** BEGIN **

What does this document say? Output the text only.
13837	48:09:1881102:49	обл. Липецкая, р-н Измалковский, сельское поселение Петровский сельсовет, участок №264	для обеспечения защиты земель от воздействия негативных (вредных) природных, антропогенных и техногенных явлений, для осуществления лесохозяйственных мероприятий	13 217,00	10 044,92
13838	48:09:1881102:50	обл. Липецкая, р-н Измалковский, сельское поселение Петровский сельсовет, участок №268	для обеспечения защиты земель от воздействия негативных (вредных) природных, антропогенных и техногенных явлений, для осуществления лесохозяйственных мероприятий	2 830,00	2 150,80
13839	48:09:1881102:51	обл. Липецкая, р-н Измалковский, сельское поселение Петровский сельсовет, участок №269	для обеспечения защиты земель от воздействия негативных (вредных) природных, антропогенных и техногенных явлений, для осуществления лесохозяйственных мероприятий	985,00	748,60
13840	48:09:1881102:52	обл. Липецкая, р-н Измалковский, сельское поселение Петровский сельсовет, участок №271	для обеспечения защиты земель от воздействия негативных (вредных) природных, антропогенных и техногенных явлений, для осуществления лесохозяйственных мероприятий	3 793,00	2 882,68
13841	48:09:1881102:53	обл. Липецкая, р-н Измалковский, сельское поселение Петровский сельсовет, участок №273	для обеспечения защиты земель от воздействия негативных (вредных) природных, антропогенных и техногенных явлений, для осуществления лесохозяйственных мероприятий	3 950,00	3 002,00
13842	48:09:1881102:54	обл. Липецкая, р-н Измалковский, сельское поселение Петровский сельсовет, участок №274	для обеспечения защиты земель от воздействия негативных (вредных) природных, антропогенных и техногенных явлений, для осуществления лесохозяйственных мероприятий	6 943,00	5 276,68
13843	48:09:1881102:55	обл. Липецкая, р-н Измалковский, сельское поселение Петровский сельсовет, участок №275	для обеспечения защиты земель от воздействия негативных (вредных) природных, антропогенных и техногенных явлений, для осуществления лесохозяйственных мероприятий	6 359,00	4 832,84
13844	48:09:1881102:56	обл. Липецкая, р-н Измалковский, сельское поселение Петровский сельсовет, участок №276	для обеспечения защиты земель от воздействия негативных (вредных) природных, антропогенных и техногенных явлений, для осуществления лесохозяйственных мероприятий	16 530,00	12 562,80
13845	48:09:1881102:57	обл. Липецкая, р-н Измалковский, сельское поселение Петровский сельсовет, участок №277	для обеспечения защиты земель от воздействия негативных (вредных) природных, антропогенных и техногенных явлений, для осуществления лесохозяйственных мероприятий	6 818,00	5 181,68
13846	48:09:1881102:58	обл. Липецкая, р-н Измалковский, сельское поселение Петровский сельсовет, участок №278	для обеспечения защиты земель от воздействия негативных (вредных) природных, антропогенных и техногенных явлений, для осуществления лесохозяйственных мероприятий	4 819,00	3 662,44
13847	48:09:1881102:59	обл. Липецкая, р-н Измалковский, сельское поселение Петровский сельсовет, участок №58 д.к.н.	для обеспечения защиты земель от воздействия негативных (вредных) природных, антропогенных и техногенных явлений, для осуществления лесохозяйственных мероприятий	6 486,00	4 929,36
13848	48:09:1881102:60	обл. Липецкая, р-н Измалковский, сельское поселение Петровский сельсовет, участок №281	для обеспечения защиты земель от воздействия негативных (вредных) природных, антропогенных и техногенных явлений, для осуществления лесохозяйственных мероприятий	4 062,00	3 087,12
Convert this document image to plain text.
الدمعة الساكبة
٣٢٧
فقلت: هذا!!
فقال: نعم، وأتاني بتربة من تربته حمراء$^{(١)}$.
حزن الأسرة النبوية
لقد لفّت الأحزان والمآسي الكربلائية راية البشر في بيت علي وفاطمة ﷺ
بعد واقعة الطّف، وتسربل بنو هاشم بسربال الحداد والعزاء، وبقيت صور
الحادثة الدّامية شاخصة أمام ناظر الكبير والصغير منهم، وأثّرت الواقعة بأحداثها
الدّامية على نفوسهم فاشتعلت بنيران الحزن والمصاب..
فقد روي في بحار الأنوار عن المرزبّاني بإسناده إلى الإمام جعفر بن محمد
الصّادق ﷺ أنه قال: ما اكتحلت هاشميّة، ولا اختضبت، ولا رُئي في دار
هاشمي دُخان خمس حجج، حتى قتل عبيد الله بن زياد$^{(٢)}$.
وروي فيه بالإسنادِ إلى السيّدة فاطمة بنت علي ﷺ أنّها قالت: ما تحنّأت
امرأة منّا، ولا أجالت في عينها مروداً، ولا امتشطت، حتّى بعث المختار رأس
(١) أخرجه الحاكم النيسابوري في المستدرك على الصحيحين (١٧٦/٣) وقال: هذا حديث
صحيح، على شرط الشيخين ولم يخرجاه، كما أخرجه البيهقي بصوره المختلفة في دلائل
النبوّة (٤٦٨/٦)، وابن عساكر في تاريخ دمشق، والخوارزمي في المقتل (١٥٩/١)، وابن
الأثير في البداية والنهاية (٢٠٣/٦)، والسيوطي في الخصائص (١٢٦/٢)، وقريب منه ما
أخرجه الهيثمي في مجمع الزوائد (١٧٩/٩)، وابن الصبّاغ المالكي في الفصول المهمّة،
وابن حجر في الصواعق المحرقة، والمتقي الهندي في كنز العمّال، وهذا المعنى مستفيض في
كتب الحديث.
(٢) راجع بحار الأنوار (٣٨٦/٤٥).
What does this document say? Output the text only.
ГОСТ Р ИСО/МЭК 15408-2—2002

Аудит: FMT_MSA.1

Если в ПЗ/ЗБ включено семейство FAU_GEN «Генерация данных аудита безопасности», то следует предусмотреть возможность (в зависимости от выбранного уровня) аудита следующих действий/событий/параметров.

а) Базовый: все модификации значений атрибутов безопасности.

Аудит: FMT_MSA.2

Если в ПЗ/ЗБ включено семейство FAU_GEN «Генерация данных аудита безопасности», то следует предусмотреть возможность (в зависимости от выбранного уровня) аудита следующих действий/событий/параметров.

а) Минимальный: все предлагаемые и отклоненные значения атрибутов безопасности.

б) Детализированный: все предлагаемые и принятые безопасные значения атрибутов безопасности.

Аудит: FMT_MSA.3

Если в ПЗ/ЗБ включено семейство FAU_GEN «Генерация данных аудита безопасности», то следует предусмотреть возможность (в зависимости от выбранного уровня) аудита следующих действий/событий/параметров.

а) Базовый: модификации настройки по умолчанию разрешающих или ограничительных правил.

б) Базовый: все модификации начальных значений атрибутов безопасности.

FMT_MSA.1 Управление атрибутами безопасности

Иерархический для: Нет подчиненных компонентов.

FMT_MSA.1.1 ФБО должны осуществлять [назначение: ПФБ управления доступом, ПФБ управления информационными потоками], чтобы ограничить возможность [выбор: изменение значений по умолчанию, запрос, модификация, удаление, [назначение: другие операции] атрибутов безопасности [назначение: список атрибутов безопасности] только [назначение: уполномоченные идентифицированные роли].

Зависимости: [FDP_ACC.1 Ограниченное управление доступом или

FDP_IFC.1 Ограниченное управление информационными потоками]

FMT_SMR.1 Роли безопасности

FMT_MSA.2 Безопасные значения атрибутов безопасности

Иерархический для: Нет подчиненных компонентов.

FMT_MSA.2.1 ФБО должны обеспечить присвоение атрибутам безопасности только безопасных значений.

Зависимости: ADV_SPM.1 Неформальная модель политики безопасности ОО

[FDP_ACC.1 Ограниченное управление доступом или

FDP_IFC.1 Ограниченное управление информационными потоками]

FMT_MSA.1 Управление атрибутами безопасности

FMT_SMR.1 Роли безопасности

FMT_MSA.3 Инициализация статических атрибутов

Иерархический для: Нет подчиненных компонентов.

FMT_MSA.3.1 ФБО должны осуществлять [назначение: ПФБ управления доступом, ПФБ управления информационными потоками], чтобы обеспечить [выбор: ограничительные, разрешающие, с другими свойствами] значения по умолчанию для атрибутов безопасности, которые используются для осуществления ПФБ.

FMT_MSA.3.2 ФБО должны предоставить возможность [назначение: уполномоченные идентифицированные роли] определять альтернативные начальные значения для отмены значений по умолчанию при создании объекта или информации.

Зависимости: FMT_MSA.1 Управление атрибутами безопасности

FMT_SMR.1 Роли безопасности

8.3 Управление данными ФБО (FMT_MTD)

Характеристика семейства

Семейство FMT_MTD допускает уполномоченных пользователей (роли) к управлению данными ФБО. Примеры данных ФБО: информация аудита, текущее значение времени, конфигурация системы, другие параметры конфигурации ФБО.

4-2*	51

** END **

- [Instruction] Only the number is wanted: how many lines above include the word "атрибутов"?

- [Task result] 8